## START
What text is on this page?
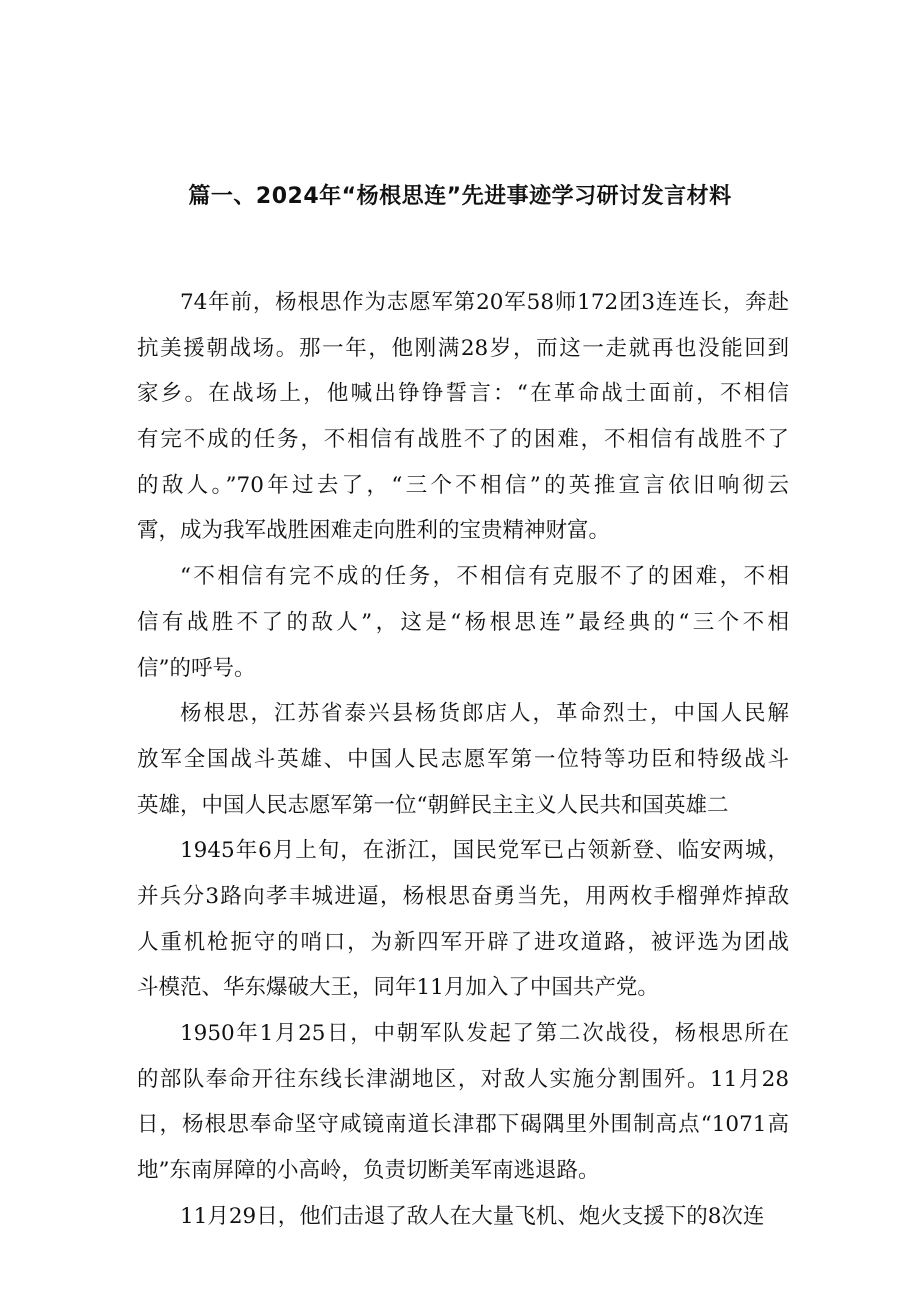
篇一、2024年“杨根思连”先进事迹学习研讨发言材料
74年前，杨根思作为志愿军第20军58师172团3连连长，奔赴
抗美援朝战场。那一年，他刚满28岁，而这一走就再也没能回到
家乡。在战场上，他喊出铮铮誓言：“在革命战士面前，不相信
有完不成的任务，不相信有战胜不了的困难，不相信有战胜不了
的敌人。”70年过去了，“三个不相信”的英推宣言依旧响彻云
霄，成为我军战胜困难走向胜利的宝贵精神财富。
“不相信有完不成的任务，不相信有克服不了的困难，不相
信有战胜不了的敌人”，这是“杨根思连”最经典的“三个不相
信”的呼号。
杨根思，江苏省泰兴县杨货郎店人，革命烈士，中国人民解
放军全国战斗英雄、中国人民志愿军第一位特等功臣和特级战斗
英雄，中国人民志愿军第一位“朝鲜民主主义人民共和国英雄二
1945年6月上旬，在浙江，国民党军已占领新登、临安两城，
并兵分3路向孝丰城进逼，杨根思奋勇当先，用两枚手榴弹炸掉敌
人重机枪扼守的哨口，为新四军开辟了进攻道路，被评选为团战
斗模范、华东爆破大王，同年11月加入了中国共产党。
1950年1月25日，中朝军队发起了第二次战役，杨根思所在
的部队奉命开往东线长津湖地区，对敌人实施分割围歼。11月28
日，杨根思奉命坚守咸镜南道长津郡下碣隅里外围制高点“1071高
地”东南屏障的小高岭，负责切断美军南逃退路。
11月29日，他们击退了敌人在大量飞机、炮火支援下的8次连
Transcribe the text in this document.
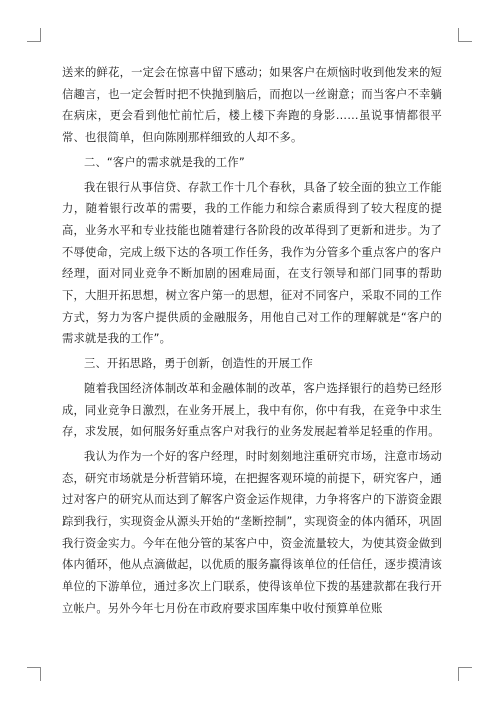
送来的鲜花，一定会在惊喜中留下感动；如果客户在烦恼时收到他发来的短信趣言，也一定会暂时把不快抛到脑后，而抱以一丝谢意；而当客户不幸躺在病床，更会看到他忙前忙后，楼上楼下奔跑的身影……虽说事情都很平常、也很简单，但向陈刚那样细致的人却不多。

二、“客户的需求就是我的工作”

我在银行从事信贷、存款工作十几个春秋，具备了较全面的独立工作能力，随着银行改革的需要，我的工作能力和综合素质得到了较大程度的提高，业务水平和专业技能也随着建行各阶段的改革得到了更新和进步。为了不辱使命，完成上级下达的各项工作任务，我作为分管多个重点客户的客户经理，面对同业竞争不断加剧的困难局面，在支行领导和部门同事的帮助下，大胆开拓思想，树立客户第一的思想，征对不同客户，采取不同的工作方式，努力为客户提供质的金融服务，用他自己对工作的理解就是“客户的需求就是我的工作”。

三、开拓思路，勇于创新，创造性的开展工作

随着我国经济体制改革和金融体制的改革，客户选择银行的趋势已经形成，同业竞争日激烈，在业务开展上，我中有你，你中有我，在竞争中求生存，求发展，如何服务好重点客户对我行的业务发展起着举足轻重的作用。

我认为作为一个好的客户经理，时时刻刻地注重研究市场，注意市场动态，研究市场就是分析营销环境，在把握客观环境的前提下，研究客户，通过对客户的研究从而达到了解客户资金运作规律，力争将客户的下游资金跟踪到我行，实现资金从源头开始的“垄断控制”，实现资金的体内循环，巩固我行资金实力。今年在他分管的某客户中，资金流量较大，为使其资金做到体内循环，他从点滴做起，以优质的服务赢得该单位的任信任，逐步摸清该单位的下游单位，通过多次上门联系，使得该单位下拨的基建款都在我行开立帐户。另外今年七月份在市政府要求国库集中收付预算单位账
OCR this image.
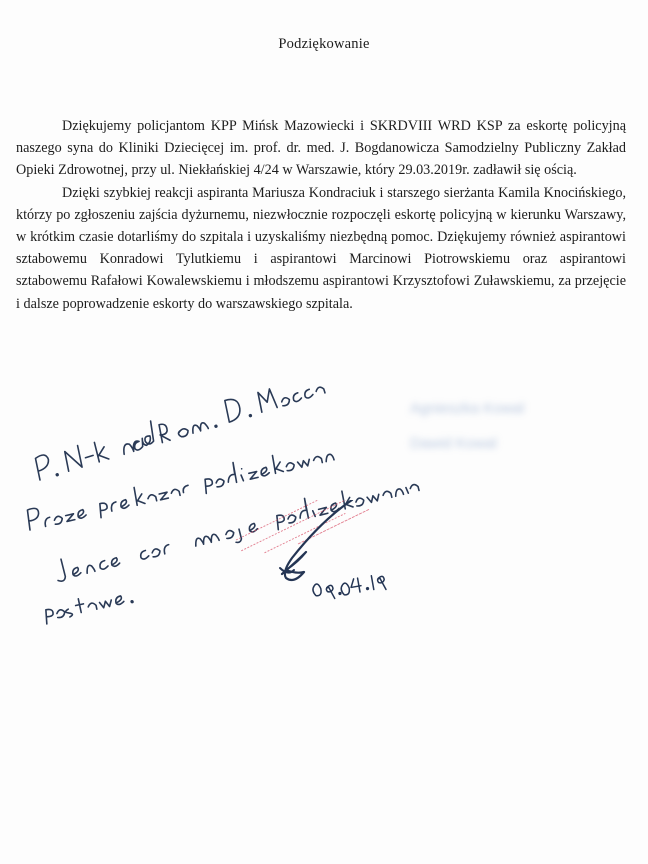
Podziękowanie

Dziękujemy policjantom KPP Mińsk Mazowiecki i SKRDVIII WRD KSP za eskortę policyjną naszego syna do Kliniki Dziecięcej im. prof. dr. med. J. Bogdanowicza Samodzielny Publiczny Zakład Opieki Zdrowotnej, przy ul. Niekłańskiej 4/24 w Warszawie, który 29.03.2019r. zadławił się ością.

Dzięki szybkiej reakcji aspiranta Mariusza Kondraciuk i starszego sierżanta Kamila Knocińskiego, którzy po zgłoszeniu zajścia dyżurnemu, niezwłocznie rozpoczęli eskortę policyjną w kierunku Warszawy, w krótkim czasie dotarliśmy do szpitala i uzyskaliśmy niezbędną pomoc. Dziękujemy również aspirantowi sztabowemu Konradowi Tylutkiemu i aspirantowi Marcinowi Piotrowskiemu oraz aspirantowi sztabowemu Rafałowi Kowalewskiemu i młodszemu aspirantowi Krzysztofowi Zuławskiemu, za przejęcie i dalsze poprowadzenie eskorty do warszawskiego szpitala.

Agnieszka Kowal
Dawid Kowal
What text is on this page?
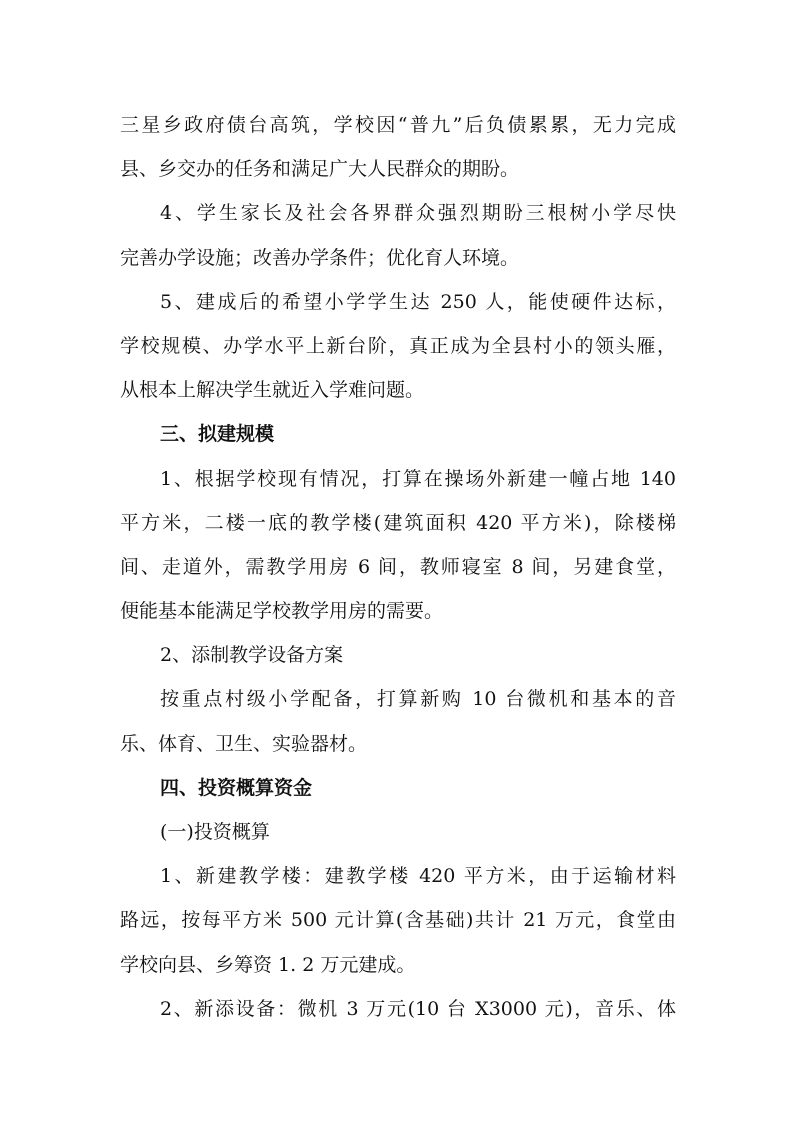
三星乡政府债台高筑，学校因“普九”后负债累累，无力完成
县、乡交办的任务和满足广大人民群众的期盼。
4、学生家长及社会各界群众强烈期盼三根树小学尽快
完善办学设施；改善办学条件；优化育人环境。
5、建成后的希望小学学生达 250 人，能使硬件达标，
学校规模、办学水平上新台阶，真正成为全县村小的领头雁，
从根本上解决学生就近入学难问题。
三、拟建规模
1、根据学校现有情况，打算在操场外新建一幢占地 140
平方米，二楼一底的教学楼(建筑面积 420 平方米)，除楼梯
间、走道外，需教学用房 6 间，教师寝室 8 间，另建食堂，
便能基本能满足学校教学用房的需要。
2、添制教学设备方案
按重点村级小学配备，打算新购 10 台微机和基本的音
乐、体育、卫生、实验器材。
四、投资概算资金
(一)投资概算
1、新建教学楼：建教学楼 420 平方米，由于运输材料
路远，按每平方米 500 元计算(含基础)共计 21 万元，食堂由
学校向县、乡筹资 1. 2 万元建成。
2、新添设备：微机 3 万元(10 台 X3000 元)，音乐、体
## END
Written problem
Leave the images out, please, and restate each line word for word.

Full answer
What text is on this page?
篇一、2024年“杨根思连”先进事迹学习研讨发言材料
74年前，杨根思作为志愿军第20军58师172团3连连长，奔赴
抗美援朝战场。那一年，他刚满28岁，而这一走就再也没能回到
家乡。在战场上，他喊出铮铮誓言：“在革命战士面前，不相信
有完不成的任务，不相信有战胜不了的困难，不相信有战胜不了
的敌人。”70年过去了，“三个不相信”的英推宣言依旧响彻云
霄，成为我军战胜困难走向胜利的宝贵精神财富。
“不相信有完不成的任务，不相信有克服不了的困难，不相
信有战胜不了的敌人”，这是“杨根思连”最经典的“三个不相
信”的呼号。
杨根思，江苏省泰兴县杨货郎店人，革命烈士，中国人民解
放军全国战斗英雄、中国人民志愿军第一位特等功臣和特级战斗
英雄，中国人民志愿军第一位“朝鲜民主主义人民共和国英雄二
1945年6月上旬，在浙江，国民党军已占领新登、临安两城，
并兵分3路向孝丰城进逼，杨根思奋勇当先，用两枚手榴弹炸掉敌
人重机枪扼守的哨口，为新四军开辟了进攻道路，被评选为团战
斗模范、华东爆破大王，同年11月加入了中国共产党。
1950年1月25日，中朝军队发起了第二次战役，杨根思所在
的部队奉命开往东线长津湖地区，对敌人实施分割围歼。11月28
日，杨根思奉命坚守咸镜南道长津郡下碣隅里外围制高点“1071高
地”东南屏障的小高岭，负责切断美军南逃退路。
11月29日，他们击退了敌人在大量飞机、炮火支援下的8次连
Transcribe the text in this document.
送来的鲜花，一定会在惊喜中留下感动；如果客户在烦恼时收到他发来的短信趣言，也一定会暂时把不快抛到脑后，而抱以一丝谢意；而当客户不幸躺在病床，更会看到他忙前忙后，楼上楼下奔跑的身影……虽说事情都很平常、也很简单，但向陈刚那样细致的人却不多。

二、“客户的需求就是我的工作”

我在银行从事信贷、存款工作十几个春秋，具备了较全面的独立工作能力，随着银行改革的需要，我的工作能力和综合素质得到了较大程度的提高，业务水平和专业技能也随着建行各阶段的改革得到了更新和进步。为了不辱使命，完成上级下达的各项工作任务，我作为分管多个重点客户的客户经理，面对同业竞争不断加剧的困难局面，在支行领导和部门同事的帮助下，大胆开拓思想，树立客户第一的思想，征对不同客户，采取不同的工作方式，努力为客户提供质的金融服务，用他自己对工作的理解就是“客户的需求就是我的工作”。

三、开拓思路，勇于创新，创造性的开展工作

随着我国经济体制改革和金融体制的改革，客户选择银行的趋势已经形成，同业竞争日激烈，在业务开展上，我中有你，你中有我，在竞争中求生存，求发展，如何服务好重点客户对我行的业务发展起着举足轻重的作用。

我认为作为一个好的客户经理，时时刻刻地注重研究市场，注意市场动态，研究市场就是分析营销环境，在把握客观环境的前提下，研究客户，通过对客户的研究从而达到了解客户资金运作规律，力争将客户的下游资金跟踪到我行，实现资金从源头开始的“垄断控制”，实现资金的体内循环，巩固我行资金实力。今年在他分管的某客户中，资金流量较大，为使其资金做到体内循环，他从点滴做起，以优质的服务赢得该单位的任信任，逐步摸清该单位的下游单位，通过多次上门联系，使得该单位下拨的基建款都在我行开立帐户。另外今年七月份在市政府要求国库集中收付预算单位账
OCR this image.
Podziękowanie

Dziękujemy policjantom KPP Mińsk Mazowiecki i SKRDVIII WRD KSP za eskortę policyjną naszego syna do Kliniki Dziecięcej im. prof. dr. med. J. Bogdanowicza Samodzielny Publiczny Zakład Opieki Zdrowotnej, przy ul. Niekłańskiej 4/24 w Warszawie, który 29.03.2019r. zadławił się ością.

Dzięki szybkiej reakcji aspiranta Mariusza Kondraciuk i starszego sierżanta Kamila Knocińskiego, którzy po zgłoszeniu zajścia dyżurnemu, niezwłocznie rozpoczęli eskortę policyjną w kierunku Warszawy, w krótkim czasie dotarliśmy do szpitala i uzyskaliśmy niezbędną pomoc. Dziękujemy również aspirantowi sztabowemu Konradowi Tylutkiemu i aspirantowi Marcinowi Piotrowskiemu oraz aspirantowi sztabowemu Rafałowi Kowalewskiemu i młodszemu aspirantowi Krzysztofowi Zuławskiemu, za przejęcie i dalsze poprowadzenie eskorty do warszawskiego szpitala.

Agnieszka Kowal
Dawid Kowal
What text is on this page?
三星乡政府债台高筑，学校因“普九”后负债累累，无力完成
县、乡交办的任务和满足广大人民群众的期盼。
4、学生家长及社会各界群众强烈期盼三根树小学尽快
完善办学设施；改善办学条件；优化育人环境。
5、建成后的希望小学学生达 250 人，能使硬件达标，
学校规模、办学水平上新台阶，真正成为全县村小的领头雁，
从根本上解决学生就近入学难问题。
三、拟建规模
1、根据学校现有情况，打算在操场外新建一幢占地 140
平方米，二楼一底的教学楼(建筑面积 420 平方米)，除楼梯
间、走道外，需教学用房 6 间，教师寝室 8 间，另建食堂，
便能基本能满足学校教学用房的需要。
2、添制教学设备方案
按重点村级小学配备，打算新购 10 台微机和基本的音
乐、体育、卫生、实验器材。
四、投资概算资金
(一)投资概算
1、新建教学楼：建教学楼 420 平方米，由于运输材料
路远，按每平方米 500 元计算(含基础)共计 21 万元，食堂由
学校向县、乡筹资 1. 2 万元建成。
2、新添设备：微机 3 万元(10 台 X3000 元)，音乐、体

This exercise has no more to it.